**DIRECTION:** Transcribe all of the data exactly. Omit the pictures.

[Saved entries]
============
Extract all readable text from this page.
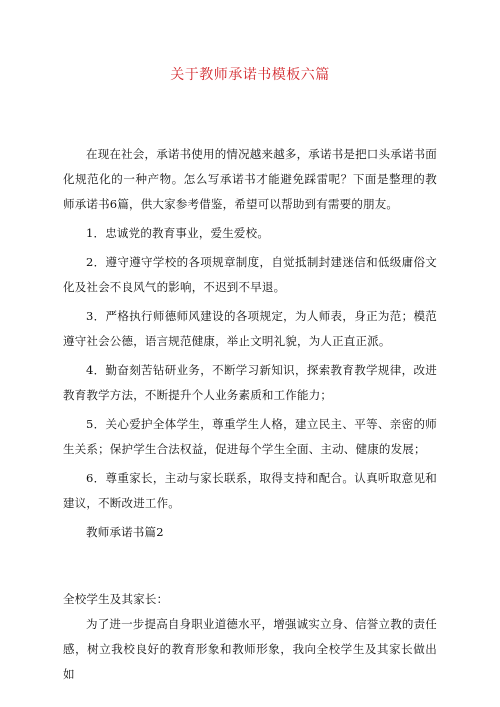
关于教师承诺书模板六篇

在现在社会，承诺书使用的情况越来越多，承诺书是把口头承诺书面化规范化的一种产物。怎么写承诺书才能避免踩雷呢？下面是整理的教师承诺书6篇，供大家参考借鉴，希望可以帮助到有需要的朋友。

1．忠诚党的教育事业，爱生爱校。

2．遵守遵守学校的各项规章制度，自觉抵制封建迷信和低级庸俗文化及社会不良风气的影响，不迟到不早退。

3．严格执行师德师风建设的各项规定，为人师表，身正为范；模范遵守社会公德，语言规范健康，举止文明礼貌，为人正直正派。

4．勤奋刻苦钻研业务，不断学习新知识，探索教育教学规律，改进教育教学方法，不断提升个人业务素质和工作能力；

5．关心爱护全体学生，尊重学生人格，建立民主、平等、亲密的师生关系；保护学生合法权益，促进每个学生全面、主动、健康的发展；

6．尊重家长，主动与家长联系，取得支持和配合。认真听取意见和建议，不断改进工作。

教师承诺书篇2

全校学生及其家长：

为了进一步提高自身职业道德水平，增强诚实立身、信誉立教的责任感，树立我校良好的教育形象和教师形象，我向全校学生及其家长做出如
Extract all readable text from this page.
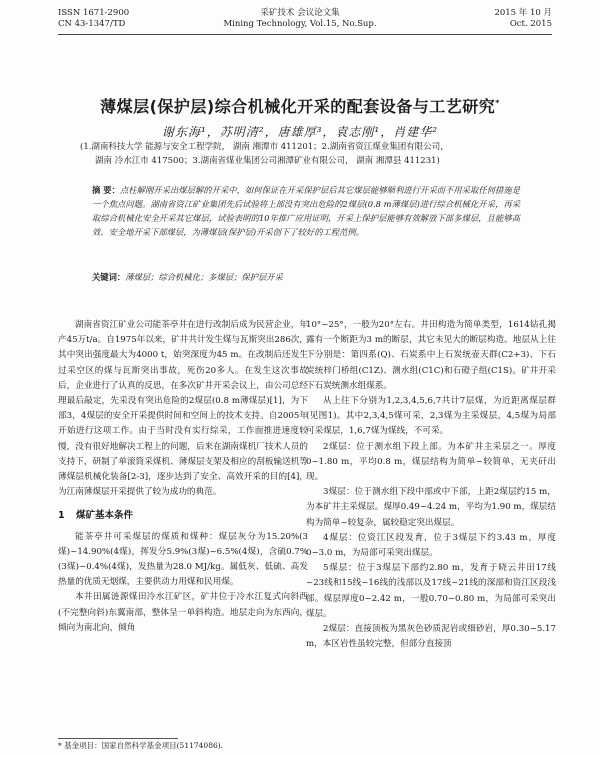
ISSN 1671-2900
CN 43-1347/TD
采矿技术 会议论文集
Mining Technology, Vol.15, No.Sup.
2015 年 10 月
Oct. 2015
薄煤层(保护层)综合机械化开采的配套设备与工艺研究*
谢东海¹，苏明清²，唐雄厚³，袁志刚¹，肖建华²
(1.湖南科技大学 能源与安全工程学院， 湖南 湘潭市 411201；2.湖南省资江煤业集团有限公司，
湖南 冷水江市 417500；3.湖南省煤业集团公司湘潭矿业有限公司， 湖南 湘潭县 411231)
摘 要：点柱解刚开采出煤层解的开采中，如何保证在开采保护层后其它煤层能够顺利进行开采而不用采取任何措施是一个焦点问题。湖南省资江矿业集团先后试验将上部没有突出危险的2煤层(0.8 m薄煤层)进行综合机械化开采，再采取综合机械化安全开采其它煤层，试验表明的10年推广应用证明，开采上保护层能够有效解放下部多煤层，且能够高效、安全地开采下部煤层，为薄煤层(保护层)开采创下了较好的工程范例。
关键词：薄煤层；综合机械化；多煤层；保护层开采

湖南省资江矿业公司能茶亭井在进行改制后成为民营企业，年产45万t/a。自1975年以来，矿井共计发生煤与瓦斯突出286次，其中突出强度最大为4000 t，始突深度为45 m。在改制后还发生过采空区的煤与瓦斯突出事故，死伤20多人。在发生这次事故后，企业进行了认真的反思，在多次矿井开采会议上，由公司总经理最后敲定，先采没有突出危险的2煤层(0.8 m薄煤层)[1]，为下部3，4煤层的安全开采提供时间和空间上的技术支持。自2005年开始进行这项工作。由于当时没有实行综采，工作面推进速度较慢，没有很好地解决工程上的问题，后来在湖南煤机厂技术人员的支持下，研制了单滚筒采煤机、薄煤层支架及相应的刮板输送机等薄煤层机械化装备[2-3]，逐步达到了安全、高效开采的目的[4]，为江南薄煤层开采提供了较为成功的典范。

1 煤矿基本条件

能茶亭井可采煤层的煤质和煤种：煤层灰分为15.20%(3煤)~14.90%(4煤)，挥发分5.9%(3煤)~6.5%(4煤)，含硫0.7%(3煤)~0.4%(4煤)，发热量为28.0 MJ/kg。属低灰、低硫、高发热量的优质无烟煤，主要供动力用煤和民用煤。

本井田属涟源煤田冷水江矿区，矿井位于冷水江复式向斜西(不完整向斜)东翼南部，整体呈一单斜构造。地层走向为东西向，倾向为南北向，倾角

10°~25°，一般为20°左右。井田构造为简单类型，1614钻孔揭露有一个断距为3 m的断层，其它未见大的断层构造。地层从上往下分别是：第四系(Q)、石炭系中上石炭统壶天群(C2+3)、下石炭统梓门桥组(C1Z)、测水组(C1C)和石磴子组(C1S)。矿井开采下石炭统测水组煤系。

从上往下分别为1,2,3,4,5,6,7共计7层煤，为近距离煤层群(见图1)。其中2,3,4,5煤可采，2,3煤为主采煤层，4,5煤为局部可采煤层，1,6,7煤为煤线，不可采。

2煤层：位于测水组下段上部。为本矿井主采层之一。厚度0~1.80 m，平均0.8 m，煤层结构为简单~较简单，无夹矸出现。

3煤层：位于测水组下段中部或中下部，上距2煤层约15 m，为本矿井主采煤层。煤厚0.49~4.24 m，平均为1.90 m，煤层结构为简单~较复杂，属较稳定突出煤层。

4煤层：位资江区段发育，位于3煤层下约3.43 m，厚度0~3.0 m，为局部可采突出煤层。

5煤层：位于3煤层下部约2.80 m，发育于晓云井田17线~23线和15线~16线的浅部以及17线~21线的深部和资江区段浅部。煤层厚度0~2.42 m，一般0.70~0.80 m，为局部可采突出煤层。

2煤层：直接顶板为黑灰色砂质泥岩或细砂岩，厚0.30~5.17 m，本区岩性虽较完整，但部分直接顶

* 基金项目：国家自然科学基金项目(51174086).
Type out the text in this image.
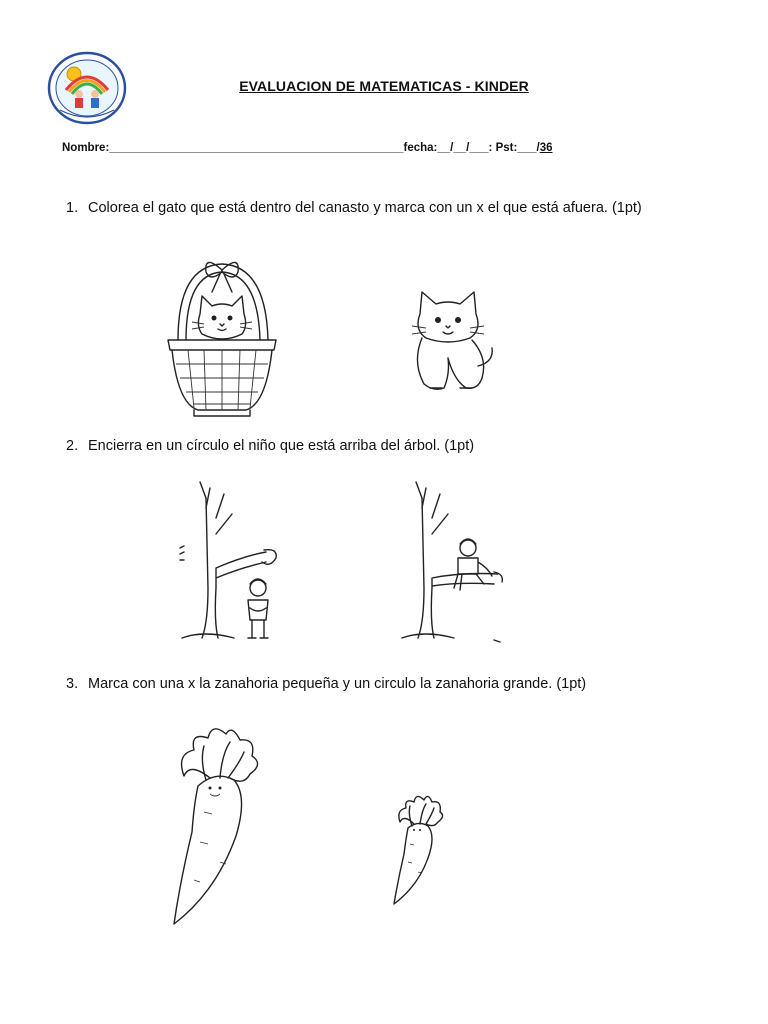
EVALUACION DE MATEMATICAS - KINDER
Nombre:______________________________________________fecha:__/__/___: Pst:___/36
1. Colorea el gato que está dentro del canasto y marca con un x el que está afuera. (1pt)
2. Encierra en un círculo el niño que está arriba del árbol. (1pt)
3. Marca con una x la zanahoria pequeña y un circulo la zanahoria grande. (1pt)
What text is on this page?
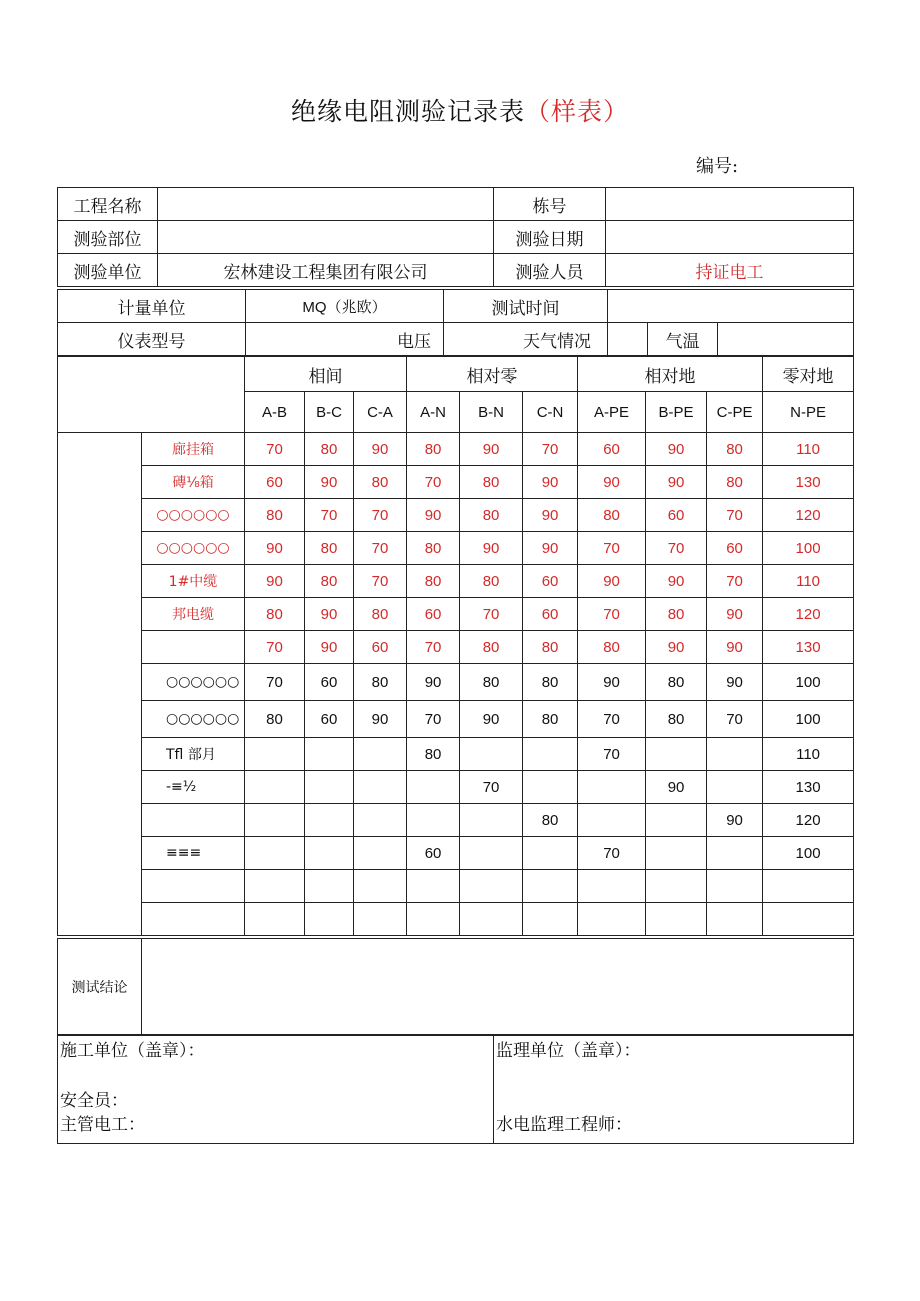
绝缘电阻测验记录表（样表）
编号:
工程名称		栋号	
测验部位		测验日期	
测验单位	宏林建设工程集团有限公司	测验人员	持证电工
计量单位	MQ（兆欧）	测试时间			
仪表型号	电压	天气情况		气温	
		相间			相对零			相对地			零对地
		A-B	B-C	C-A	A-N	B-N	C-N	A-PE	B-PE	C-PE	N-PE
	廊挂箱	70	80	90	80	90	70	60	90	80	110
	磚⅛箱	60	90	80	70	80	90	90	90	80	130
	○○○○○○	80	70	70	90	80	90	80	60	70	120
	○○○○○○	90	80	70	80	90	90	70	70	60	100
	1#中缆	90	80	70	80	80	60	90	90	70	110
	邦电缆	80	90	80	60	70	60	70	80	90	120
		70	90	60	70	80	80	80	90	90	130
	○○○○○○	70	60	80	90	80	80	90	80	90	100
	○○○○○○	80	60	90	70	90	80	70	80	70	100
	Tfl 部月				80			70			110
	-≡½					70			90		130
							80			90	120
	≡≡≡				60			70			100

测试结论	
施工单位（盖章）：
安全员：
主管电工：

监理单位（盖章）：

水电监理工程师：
============
**RESULT:**
Extract all readable text from this page.
关于教师承诺书模板六篇

在现在社会，承诺书使用的情况越来越多，承诺书是把口头承诺书面化规范化的一种产物。怎么写承诺书才能避免踩雷呢？下面是整理的教师承诺书6篇，供大家参考借鉴，希望可以帮助到有需要的朋友。

1．忠诚党的教育事业，爱生爱校。

2．遵守遵守学校的各项规章制度，自觉抵制封建迷信和低级庸俗文化及社会不良风气的影响，不迟到不早退。

3．严格执行师德师风建设的各项规定，为人师表，身正为范；模范遵守社会公德，语言规范健康，举止文明礼貌，为人正直正派。

4．勤奋刻苦钻研业务，不断学习新知识，探索教育教学规律，改进教育教学方法，不断提升个人业务素质和工作能力；

5．关心爱护全体学生，尊重学生人格，建立民主、平等、亲密的师生关系；保护学生合法权益，促进每个学生全面、主动、健康的发展；

6．尊重家长，主动与家长联系，取得支持和配合。认真听取意见和建议，不断改进工作。

教师承诺书篇2

全校学生及其家长：

为了进一步提高自身职业道德水平，增强诚实立身、信誉立教的责任感，树立我校良好的教育形象和教师形象，我向全校学生及其家长做出如
Extract all readable text from this page.
ISSN 1671-2900
CN 43-1347/TD
采矿技术 会议论文集
Mining Technology, Vol.15, No.Sup.
2015 年 10 月
Oct. 2015
薄煤层(保护层)综合机械化开采的配套设备与工艺研究*
谢东海¹，苏明清²，唐雄厚³，袁志刚¹，肖建华²
(1.湖南科技大学 能源与安全工程学院， 湖南 湘潭市 411201；2.湖南省资江煤业集团有限公司，
湖南 冷水江市 417500；3.湖南省煤业集团公司湘潭矿业有限公司， 湖南 湘潭县 411231)
摘 要：点柱解刚开采出煤层解的开采中，如何保证在开采保护层后其它煤层能够顺利进行开采而不用采取任何措施是一个焦点问题。湖南省资江矿业集团先后试验将上部没有突出危险的2煤层(0.8 m薄煤层)进行综合机械化开采，再采取综合机械化安全开采其它煤层，试验表明的10年推广应用证明，开采上保护层能够有效解放下部多煤层，且能够高效、安全地开采下部煤层，为薄煤层(保护层)开采创下了较好的工程范例。
关键词：薄煤层；综合机械化；多煤层；保护层开采

湖南省资江矿业公司能茶亭井在进行改制后成为民营企业，年产45万t/a。自1975年以来，矿井共计发生煤与瓦斯突出286次，其中突出强度最大为4000 t，始突深度为45 m。在改制后还发生过采空区的煤与瓦斯突出事故，死伤20多人。在发生这次事故后，企业进行了认真的反思，在多次矿井开采会议上，由公司总经理最后敲定，先采没有突出危险的2煤层(0.8 m薄煤层)[1]，为下部3，4煤层的安全开采提供时间和空间上的技术支持。自2005年开始进行这项工作。由于当时没有实行综采，工作面推进速度较慢，没有很好地解决工程上的问题，后来在湖南煤机厂技术人员的支持下，研制了单滚筒采煤机、薄煤层支架及相应的刮板输送机等薄煤层机械化装备[2-3]，逐步达到了安全、高效开采的目的[4]，为江南薄煤层开采提供了较为成功的典范。

1 煤矿基本条件

能茶亭井可采煤层的煤质和煤种：煤层灰分为15.20%(3煤)~14.90%(4煤)，挥发分5.9%(3煤)~6.5%(4煤)，含硫0.7%(3煤)~0.4%(4煤)，发热量为28.0 MJ/kg。属低灰、低硫、高发热量的优质无烟煤，主要供动力用煤和民用煤。

本井田属涟源煤田冷水江矿区，矿井位于冷水江复式向斜西(不完整向斜)东翼南部，整体呈一单斜构造。地层走向为东西向，倾向为南北向，倾角

10°~25°，一般为20°左右。井田构造为简单类型，1614钻孔揭露有一个断距为3 m的断层，其它未见大的断层构造。地层从上往下分别是：第四系(Q)、石炭系中上石炭统壶天群(C2+3)、下石炭统梓门桥组(C1Z)、测水组(C1C)和石磴子组(C1S)。矿井开采下石炭统测水组煤系。

从上往下分别为1,2,3,4,5,6,7共计7层煤，为近距离煤层群(见图1)。其中2,3,4,5煤可采，2,3煤为主采煤层，4,5煤为局部可采煤层，1,6,7煤为煤线，不可采。

2煤层：位于测水组下段上部。为本矿井主采层之一。厚度0~1.80 m，平均0.8 m，煤层结构为简单~较简单，无夹矸出现。

3煤层：位于测水组下段中部或中下部，上距2煤层约15 m，为本矿井主采煤层。煤厚0.49~4.24 m，平均为1.90 m，煤层结构为简单~较复杂，属较稳定突出煤层。

4煤层：位资江区段发育，位于3煤层下约3.43 m，厚度0~3.0 m，为局部可采突出煤层。

5煤层：位于3煤层下部约2.80 m，发育于晓云井田17线~23线和15线~16线的浅部以及17线~21线的深部和资江区段浅部。煤层厚度0~2.42 m，一般0.70~0.80 m，为局部可采突出煤层。

2煤层：直接顶板为黑灰色砂质泥岩或细砂岩，厚0.30~5.17 m，本区岩性虽较完整，但部分直接顶

* 基金项目：国家自然科学基金项目(51174086).
Type out the text in this image.
EVALUACION DE MATEMATICAS - KINDER
Nombre:______________________________________________fecha:__/__/___: Pst:___/36
1. Colorea el gato que está dentro del canasto y marca con un x el que está afuera. (1pt)
2. Encierra en un círculo el niño que está arriba del árbol. (1pt)
3. Marca con una x la zanahoria pequeña y un circulo la zanahoria grande. (1pt)
What text is on this page?
绝缘电阻测验记录表（样表）
编号:
工程名称		栋号	
测验部位		测验日期	
测验单位	宏林建设工程集团有限公司	测验人员	持证电工
计量单位	MQ（兆欧）	测试时间			
仪表型号	电压	天气情况		气温	
		相间			相对零			相对地			零对地
		A-B	B-C	C-A	A-N	B-N	C-N	A-PE	B-PE	C-PE	N-PE
	廊挂箱	70	80	90	80	90	70	60	90	80	110
	磚⅛箱	60	90	80	70	80	90	90	90	80	130
	○○○○○○	80	70	70	90	80	90	80	60	70	120
	○○○○○○	90	80	70	80	90	90	70	70	60	100
	1#中缆	90	80	70	80	80	60	90	90	70	110
	邦电缆	80	90	80	60	70	60	70	80	90	120
		70	90	60	70	80	80	80	90	90	130
	○○○○○○	70	60	80	90	80	80	90	80	90	100
	○○○○○○	80	60	90	70	90	80	70	80	70	100
	Tfl 部月				80			70			110
	-≡½					70			90		130
							80			90	120
	≡≡≡				60			70			100

测试结论	
施工单位（盖章）：
安全员：
主管电工：

监理单位（盖章）：

水电监理工程师：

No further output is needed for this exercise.